BEGIN RECORDS SUPPLIED

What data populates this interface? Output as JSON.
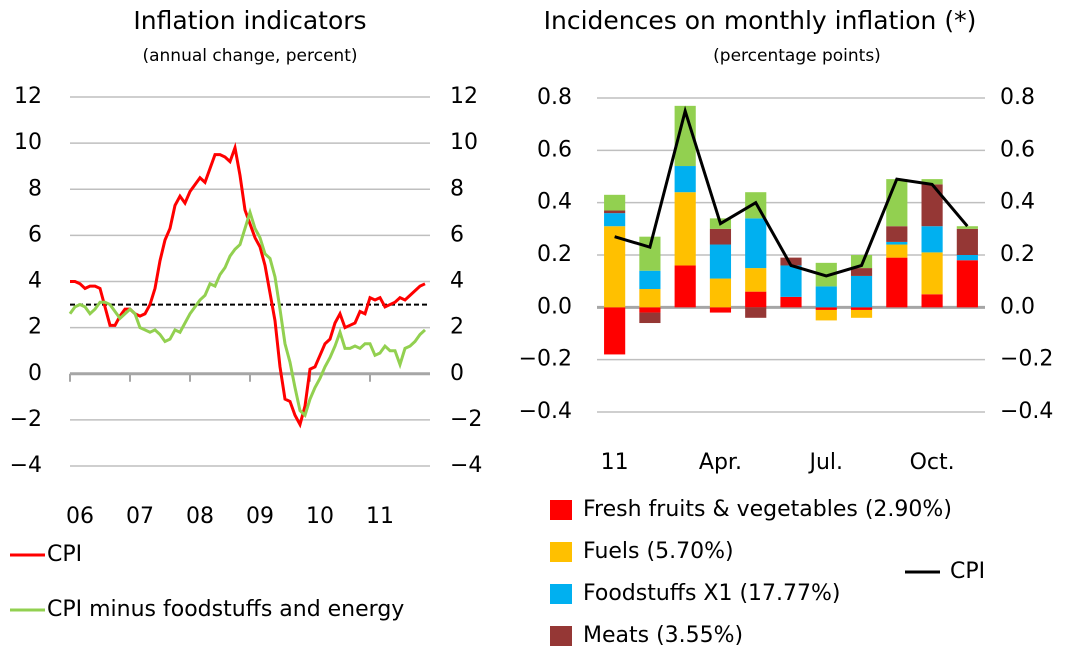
{
  "chart_data": [
    {
      "type": "line",
      "title": "Inflation indicators",
      "subtitle": "(annual change, percent)",
      "categories": [
        "06",
        null,
        null,
        null,
        null,
        null,
        null,
        null,
        null,
        null,
        null,
        null,
        "07",
        null,
        null,
        null,
        null,
        null,
        null,
        null,
        null,
        null,
        null,
        null,
        "08",
        null,
        null,
        null,
        null,
        null,
        null,
        null,
        null,
        null,
        null,
        null,
        "09",
        null,
        null,
        null,
        null,
        null,
        null,
        null,
        null,
        null,
        null,
        null,
        "10",
        null,
        null,
        null,
        null,
        null,
        null,
        null,
        null,
        null,
        null,
        null,
        "11",
        null,
        null,
        null,
        null,
        null,
        null,
        null,
        null,
        null,
        null,
        null
      ],
      "series": [
        {
          "name": "CPI",
          "color": "#ff0000",
          "values": [
            4.0,
            4.0,
            3.9,
            3.7,
            3.8,
            3.8,
            3.7,
            2.9,
            2.1,
            2.1,
            2.5,
            2.8,
            2.8,
            2.6,
            2.5,
            2.6,
            3.0,
            3.7,
            4.9,
            5.8,
            6.3,
            7.3,
            7.7,
            7.4,
            7.9,
            8.2,
            8.5,
            8.3,
            8.9,
            9.5,
            9.5,
            9.4,
            9.2,
            9.8,
            8.6,
            7.1,
            6.5,
            5.9,
            5.5,
            4.7,
            3.5,
            2.3,
            0.3,
            -1.1,
            -1.2,
            -1.8,
            -2.2,
            -1.4,
            0.2,
            0.3,
            0.8,
            1.3,
            1.5,
            2.2,
            2.6,
            2.0,
            2.1,
            2.2,
            2.7,
            2.6,
            3.3,
            3.2,
            3.3,
            2.9,
            3.0,
            3.1,
            3.3,
            3.2,
            3.4,
            3.6,
            3.8,
            3.9
          ]
        },
        {
          "name": "CPI minus foodstuffs and energy",
          "color": "#92d050",
          "values": [
            2.6,
            2.9,
            3.0,
            2.9,
            2.6,
            2.8,
            3.1,
            3.1,
            3.0,
            2.7,
            2.4,
            2.6,
            2.8,
            2.6,
            2.0,
            1.9,
            1.8,
            1.9,
            1.7,
            1.4,
            1.5,
            1.9,
            1.8,
            2.2,
            2.6,
            2.9,
            3.2,
            3.4,
            3.9,
            3.8,
            4.3,
            4.6,
            5.1,
            5.4,
            5.6,
            6.3,
            7.0,
            6.3,
            5.9,
            5.2,
            5.0,
            4.2,
            2.8,
            1.3,
            0.5,
            -0.6,
            -1.6,
            -1.8,
            -1.1,
            -0.6,
            -0.2,
            0.3,
            0.7,
            1.2,
            1.8,
            1.1,
            1.1,
            1.2,
            1.1,
            1.3,
            1.3,
            0.8,
            0.9,
            1.2,
            1.0,
            1.0,
            0.4,
            1.1,
            1.2,
            1.4,
            1.7,
            1.9
          ]
        }
      ],
      "target": 3,
      "ylim": [
        -4,
        12
      ],
      "yticks": [
        {
          "value": -4,
          "label": "−4"
        },
        {
          "value": -2,
          "label": "−2"
        },
        0,
        2,
        4,
        6,
        8,
        10,
        12
      ],
      "grid": true
    },
    {
      "type": "bar",
      "title": "Incidences on monthly inflation (*)",
      "subtitle": "(percentage points)",
      "categories": [
        "11",
        null,
        null,
        "Apr.",
        null,
        null,
        "Jul.",
        null,
        null,
        "Oct.",
        null
      ],
      "series": [
        {
          "name": "Fresh fruits & vegetables (2.90%)",
          "color": "#ff0000",
          "values": [
            -0.18,
            -0.02,
            0.16,
            -0.02,
            0.06,
            0.04,
            -0.01,
            -0.01,
            0.19,
            0.05,
            0.18
          ]
        },
        {
          "name": "Fuels (5.70%)",
          "color": "#ffc000",
          "values": [
            0.31,
            0.07,
            0.28,
            0.11,
            0.09,
            0.0,
            -0.04,
            -0.03,
            0.05,
            0.16,
            0.0
          ]
        },
        {
          "name": "Foodstuffs X1 (17.77%)",
          "color": "#00b0f0",
          "values": [
            0.05,
            0.07,
            0.1,
            0.13,
            0.19,
            0.12,
            0.08,
            0.12,
            0.01,
            0.1,
            0.02
          ]
        },
        {
          "name": "Meats (3.55%)",
          "color": "#953735",
          "values": [
            0.01,
            -0.04,
            0.0,
            0.06,
            -0.04,
            0.03,
            0.0,
            0.03,
            0.06,
            0.16,
            0.1
          ]
        },
        {
          "color": "#92d050",
          "values": [
            0.06,
            0.13,
            0.23,
            0.04,
            0.1,
            0.0,
            0.09,
            0.05,
            0.18,
            0.02,
            0.01
          ]
        },
        {
          "name": "CPI",
          "color": "#000000",
          "type": "line",
          "values": [
            0.27,
            0.23,
            0.75,
            0.32,
            0.4,
            0.16,
            0.12,
            0.16,
            0.49,
            0.47,
            0.31
          ]
        }
      ],
      "ylim": [
        -0.4,
        0.8
      ],
      "yticks": [
        {
          "value": -0.4,
          "label": "−0.4"
        },
        {
          "value": -0.2,
          "label": "−0.2"
        },
        {
          "value": 0,
          "label": "0.0"
        },
        0.2,
        0.4,
        0.6,
        0.8
      ],
      "grid": true
    }
  ]
}
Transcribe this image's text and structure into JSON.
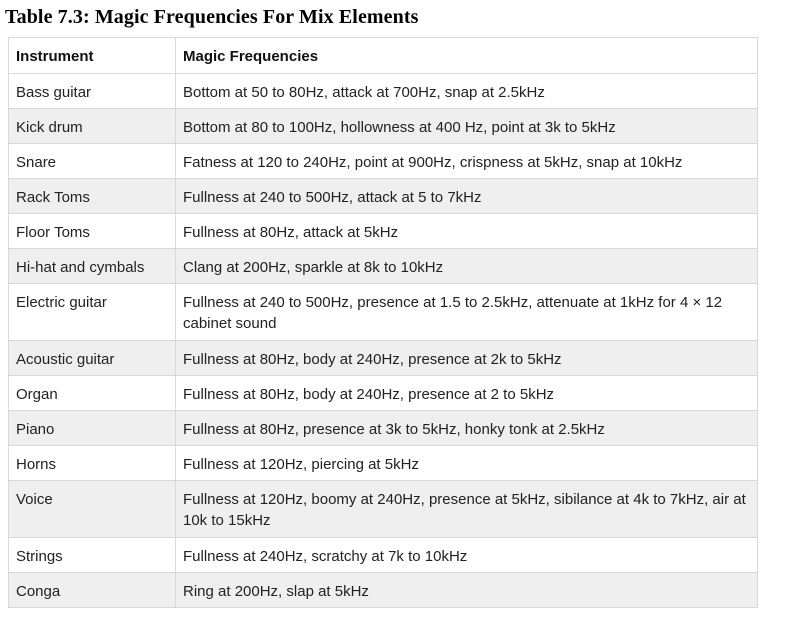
{
  "title": "Table 7.3: Magic Frequencies For Mix Elements",
  "table": {
    "headers": [
      "Instrument",
      "Magic Frequencies"
    ],
    "rows": [
      [
        "Bass guitar",
        "Bottom at 50 to 80Hz, attack at 700Hz, snap at 2.5kHz"
      ],
      [
        "Kick drum",
        "Bottom at 80 to 100Hz, hollowness at 400 Hz, point at 3k to 5kHz"
      ],
      [
        "Snare",
        "Fatness at 120 to 240Hz, point at 900Hz, crispness at  5kHz, snap at 10kHz"
      ],
      [
        "Rack Toms",
        "Fullness at 240 to 500Hz, attack at 5 to 7kHz"
      ],
      [
        "Floor Toms",
        "Fullness at 80Hz, attack at 5kHz"
      ],
      [
        "Hi-hat and cymbals",
        "Clang at 200Hz, sparkle at 8k to 10kHz"
      ],
      [
        "Electric guitar",
        "Fullness at 240 to 500Hz, presence at 1.5 to 2.5kHz, attenuate at 1kHz for 4 × 12 cabinet sound"
      ],
      [
        "Acoustic guitar",
        "Fullness at 80Hz, body at 240Hz, presence at 2k to 5kHz"
      ],
      [
        "Organ",
        "Fullness at 80Hz, body at 240Hz, presence at 2 to 5kHz"
      ],
      [
        "Piano",
        "Fullness at 80Hz, presence at 3k to 5kHz, honky tonk at 2.5kHz"
      ],
      [
        "Horns",
        "Fullness at 120Hz, piercing at 5kHz"
      ],
      [
        "Voice",
        "Fullness at 120Hz, boomy at 240Hz, presence at 5kHz, sibilance at 4k to 7kHz, air at 10k to 15kHz"
      ],
      [
        "Strings",
        "Fullness at 240Hz, scratchy at 7k to 10kHz"
      ],
      [
        "Conga",
        "Ring at 200Hz, slap at 5kHz"
      ]
    ]
  }
}
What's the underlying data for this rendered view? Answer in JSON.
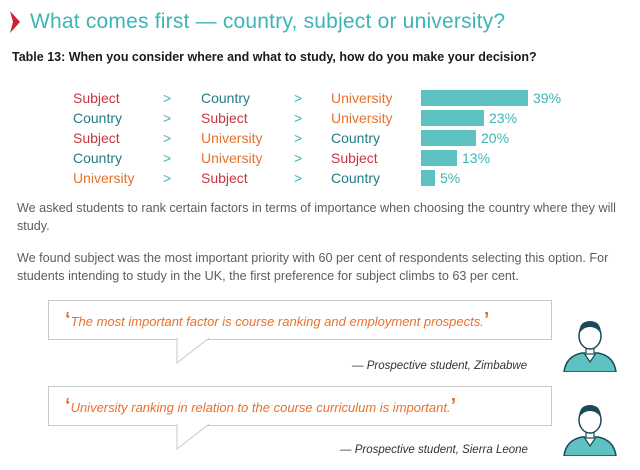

END RECORDS SUPPLIED

● **WHAT THE TASK ASKS**: Make a list of all lines in the data that contain "Fullness".

● **TASK ANSWER**:
        "Fullness at 240 to 500Hz, attack at 5 to 7kHz"
        "Fullness at 80Hz, attack at 5kHz"
        "Fullness at 240 to 500Hz, presence at 1.5 to 2.5kHz, attenuate at 1kHz for 4 × 12 cabinet sound"
        "Fullness at 80Hz, body at 240Hz, presence at 2k to 5kHz"
        "Fullness at 80Hz, body at 240Hz, presence at 2 to 5kHz"
        "Fullness at 80Hz, presence at 3k to 5kHz, honky tonk at 2.5kHz"
        "Fullness at 120Hz, piercing at 5kHz"
        "Fullness at 120Hz, boomy at 240Hz, presence at 5kHz, sibilance at 4k to 7kHz, air at 10k to 15kHz"
        "Fullness at 240Hz, scratchy at 7k to 10kHz"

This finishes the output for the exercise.